Records shown
★ ★ ★ ★
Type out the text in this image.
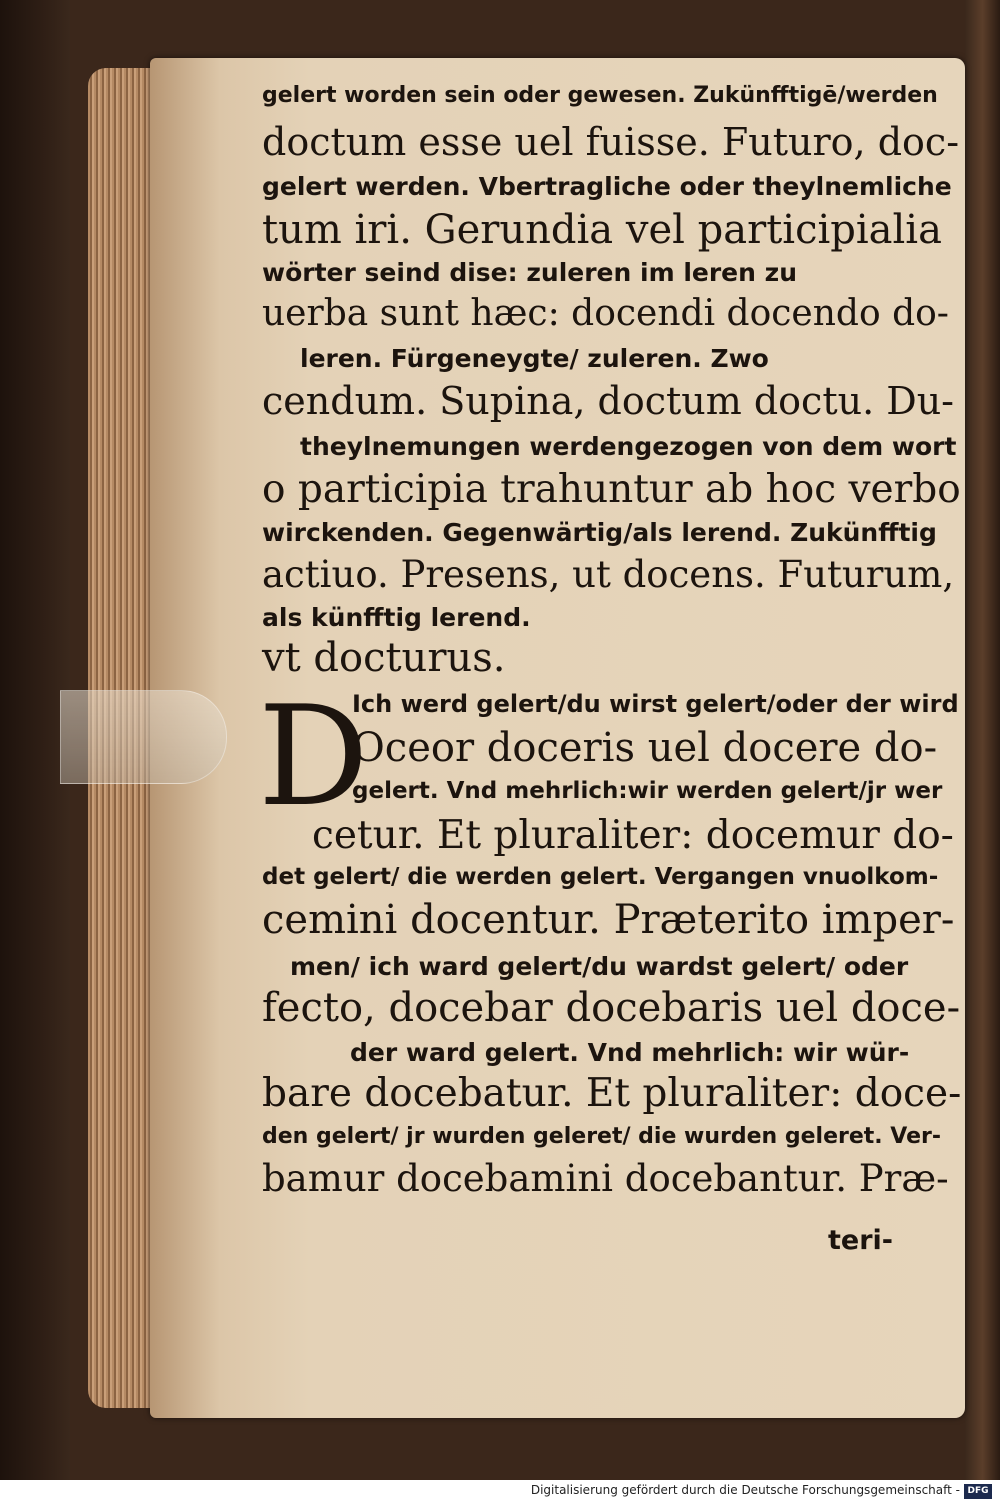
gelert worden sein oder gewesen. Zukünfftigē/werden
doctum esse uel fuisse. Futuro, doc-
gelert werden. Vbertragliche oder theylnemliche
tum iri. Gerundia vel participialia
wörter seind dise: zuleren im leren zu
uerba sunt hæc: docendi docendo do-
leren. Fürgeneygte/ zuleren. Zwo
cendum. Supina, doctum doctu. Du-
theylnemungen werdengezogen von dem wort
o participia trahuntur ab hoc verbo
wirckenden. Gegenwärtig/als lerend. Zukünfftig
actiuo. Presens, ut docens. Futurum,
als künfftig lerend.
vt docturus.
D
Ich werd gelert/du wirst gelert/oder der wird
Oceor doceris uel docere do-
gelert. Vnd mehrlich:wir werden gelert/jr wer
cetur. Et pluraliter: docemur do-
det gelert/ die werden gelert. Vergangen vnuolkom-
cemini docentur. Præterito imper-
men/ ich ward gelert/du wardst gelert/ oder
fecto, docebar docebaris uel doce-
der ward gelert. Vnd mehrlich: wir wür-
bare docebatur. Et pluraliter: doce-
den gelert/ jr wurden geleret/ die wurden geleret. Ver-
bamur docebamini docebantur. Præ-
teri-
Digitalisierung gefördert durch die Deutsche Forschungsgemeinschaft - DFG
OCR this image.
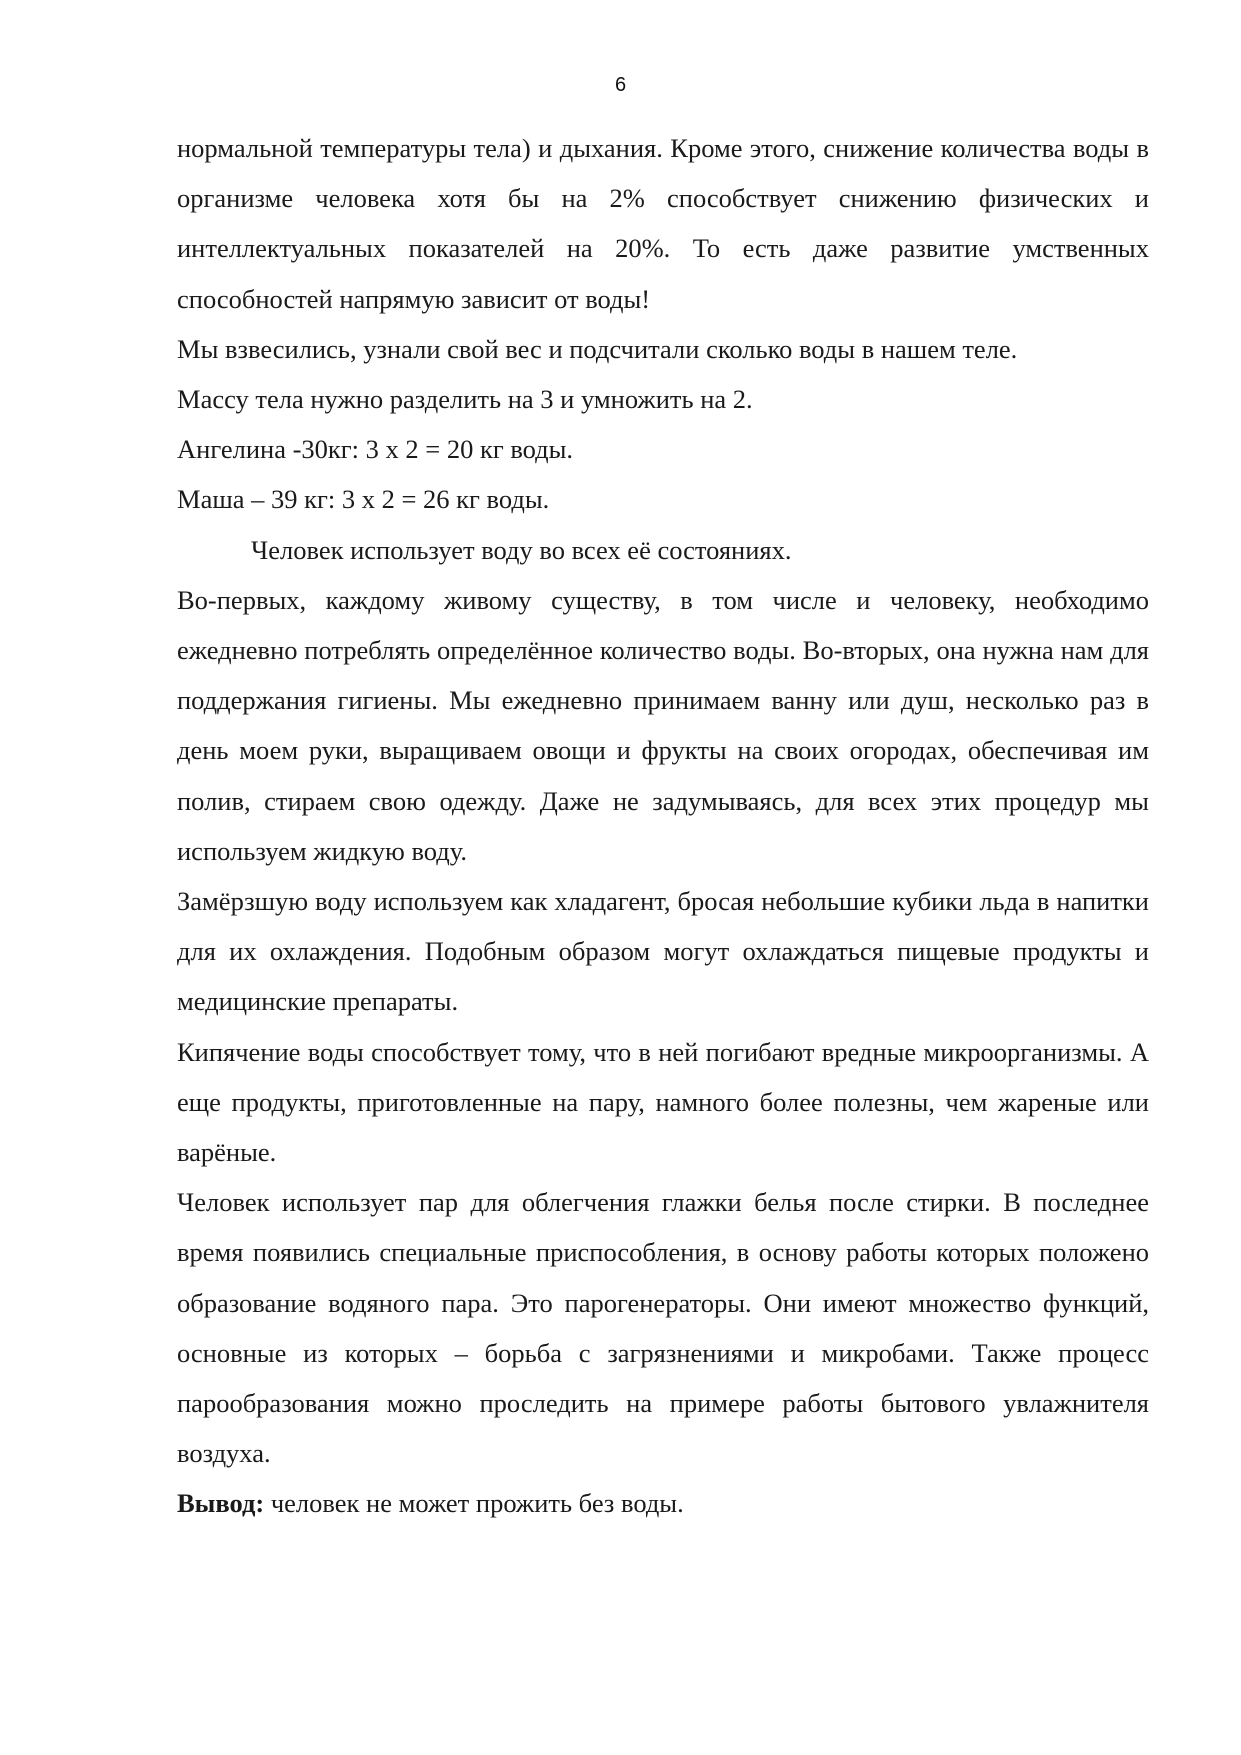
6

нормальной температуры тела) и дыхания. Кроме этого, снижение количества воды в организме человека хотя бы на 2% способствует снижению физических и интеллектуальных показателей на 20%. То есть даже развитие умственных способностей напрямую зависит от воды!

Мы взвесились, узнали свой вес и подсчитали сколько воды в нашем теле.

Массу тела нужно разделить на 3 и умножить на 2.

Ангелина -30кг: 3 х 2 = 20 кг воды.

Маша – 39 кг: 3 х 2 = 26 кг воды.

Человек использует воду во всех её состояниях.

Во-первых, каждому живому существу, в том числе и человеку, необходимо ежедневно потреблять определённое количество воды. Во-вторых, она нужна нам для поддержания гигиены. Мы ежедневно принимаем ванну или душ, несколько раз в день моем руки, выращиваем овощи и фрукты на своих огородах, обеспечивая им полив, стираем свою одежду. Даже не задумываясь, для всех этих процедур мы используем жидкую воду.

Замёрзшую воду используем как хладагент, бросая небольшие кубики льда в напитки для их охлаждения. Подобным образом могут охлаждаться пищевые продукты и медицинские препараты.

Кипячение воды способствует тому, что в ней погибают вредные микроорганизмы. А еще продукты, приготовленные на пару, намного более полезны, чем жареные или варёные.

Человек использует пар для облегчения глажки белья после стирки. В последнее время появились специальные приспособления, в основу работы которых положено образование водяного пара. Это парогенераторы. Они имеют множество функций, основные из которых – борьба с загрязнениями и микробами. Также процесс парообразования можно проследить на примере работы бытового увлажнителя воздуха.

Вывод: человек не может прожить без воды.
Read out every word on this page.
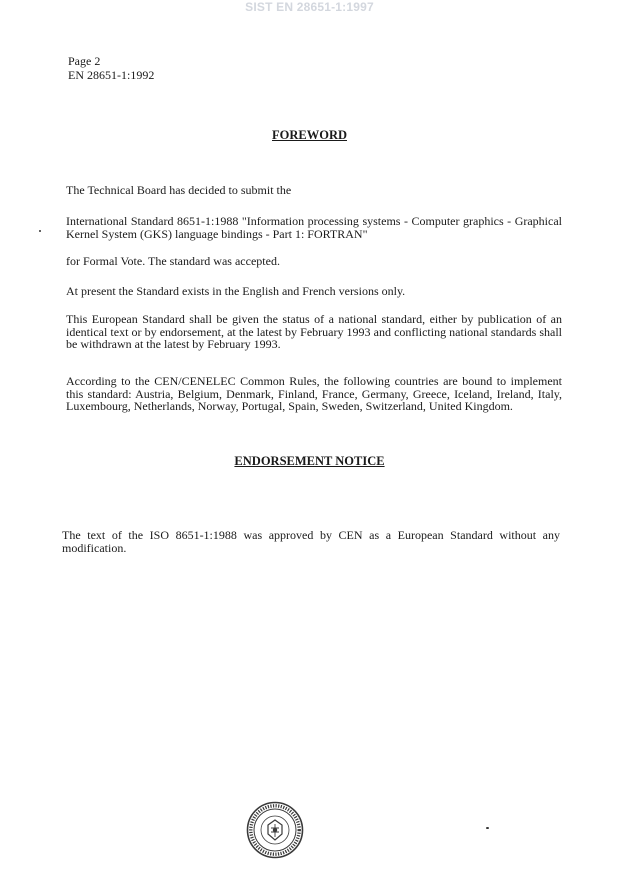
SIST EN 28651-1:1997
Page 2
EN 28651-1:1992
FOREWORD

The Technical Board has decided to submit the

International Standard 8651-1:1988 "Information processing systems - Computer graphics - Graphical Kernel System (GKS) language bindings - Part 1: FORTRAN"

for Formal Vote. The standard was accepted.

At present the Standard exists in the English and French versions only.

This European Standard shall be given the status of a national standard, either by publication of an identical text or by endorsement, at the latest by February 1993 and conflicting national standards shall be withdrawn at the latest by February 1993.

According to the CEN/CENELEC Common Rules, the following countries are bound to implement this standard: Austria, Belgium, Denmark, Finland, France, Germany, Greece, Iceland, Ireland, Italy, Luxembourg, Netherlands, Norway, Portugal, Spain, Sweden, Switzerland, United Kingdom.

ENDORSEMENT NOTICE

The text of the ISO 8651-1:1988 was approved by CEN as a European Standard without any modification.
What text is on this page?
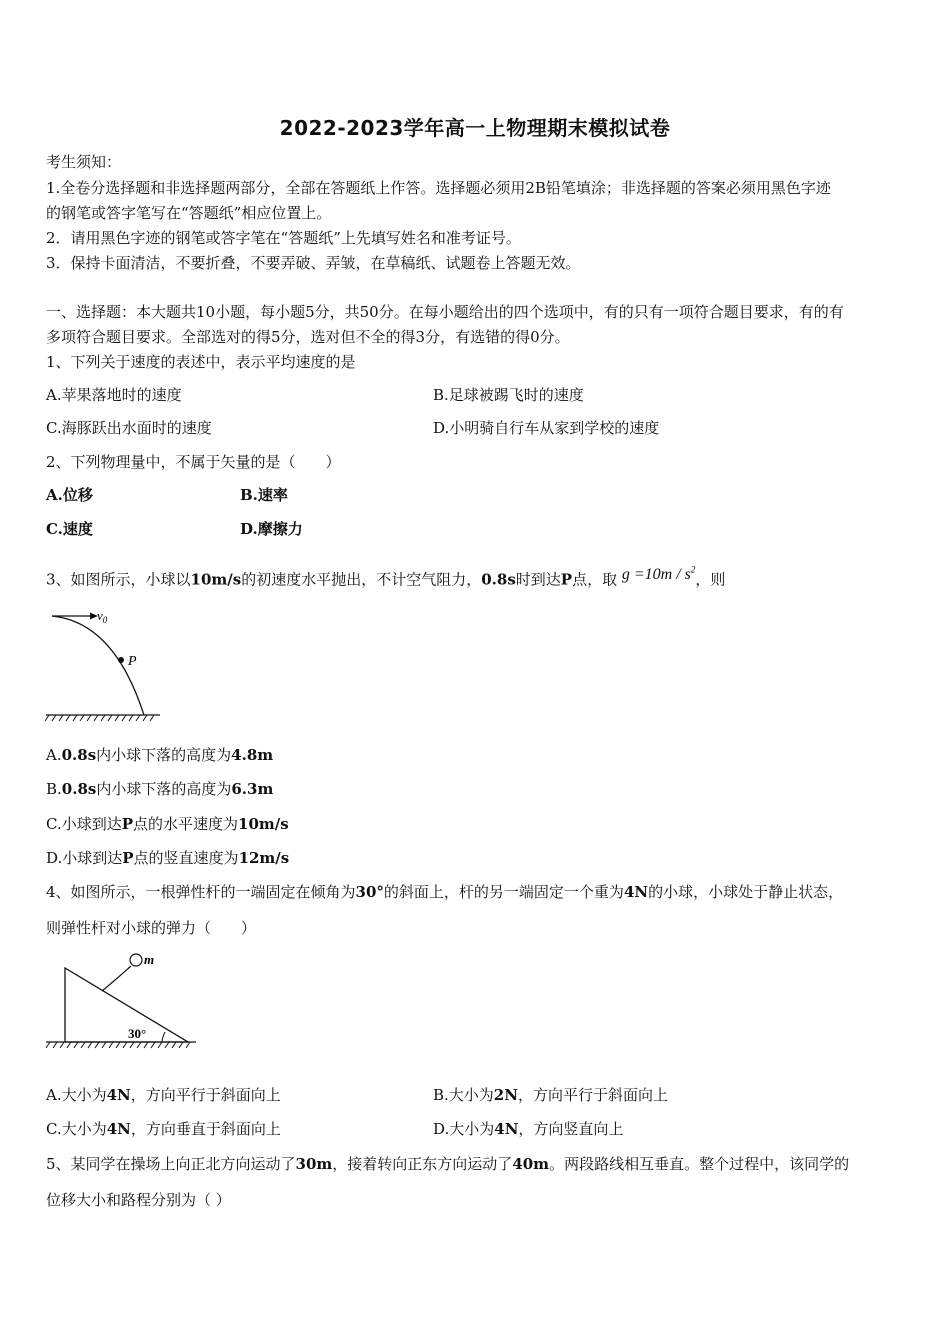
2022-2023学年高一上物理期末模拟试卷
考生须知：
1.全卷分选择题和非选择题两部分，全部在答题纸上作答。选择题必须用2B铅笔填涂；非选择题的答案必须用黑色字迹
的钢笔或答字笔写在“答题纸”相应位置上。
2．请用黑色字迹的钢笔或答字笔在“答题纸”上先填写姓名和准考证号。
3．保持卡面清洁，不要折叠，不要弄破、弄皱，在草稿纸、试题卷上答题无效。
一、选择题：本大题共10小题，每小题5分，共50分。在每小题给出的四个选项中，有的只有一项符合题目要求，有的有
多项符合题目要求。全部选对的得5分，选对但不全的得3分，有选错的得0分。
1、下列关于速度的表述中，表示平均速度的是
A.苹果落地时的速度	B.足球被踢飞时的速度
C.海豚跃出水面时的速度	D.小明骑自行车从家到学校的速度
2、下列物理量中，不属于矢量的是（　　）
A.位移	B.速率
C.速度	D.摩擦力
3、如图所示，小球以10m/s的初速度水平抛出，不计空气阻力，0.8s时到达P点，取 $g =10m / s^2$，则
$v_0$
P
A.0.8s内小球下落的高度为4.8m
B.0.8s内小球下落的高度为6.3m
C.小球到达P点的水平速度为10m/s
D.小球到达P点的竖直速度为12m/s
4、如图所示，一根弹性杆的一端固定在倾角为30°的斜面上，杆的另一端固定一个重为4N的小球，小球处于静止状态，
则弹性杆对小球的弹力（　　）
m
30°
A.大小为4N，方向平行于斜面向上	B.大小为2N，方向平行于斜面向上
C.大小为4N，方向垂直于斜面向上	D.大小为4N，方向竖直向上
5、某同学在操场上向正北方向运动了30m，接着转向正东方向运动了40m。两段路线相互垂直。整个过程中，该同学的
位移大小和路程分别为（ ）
★ ★ ★ ★
Your task
Extract all lines of the records above that include "ward".

Task solution
men/ ich ward gelert/du wardst gelert/ oder
der ward gelert. Vnd mehrlich: wir wür-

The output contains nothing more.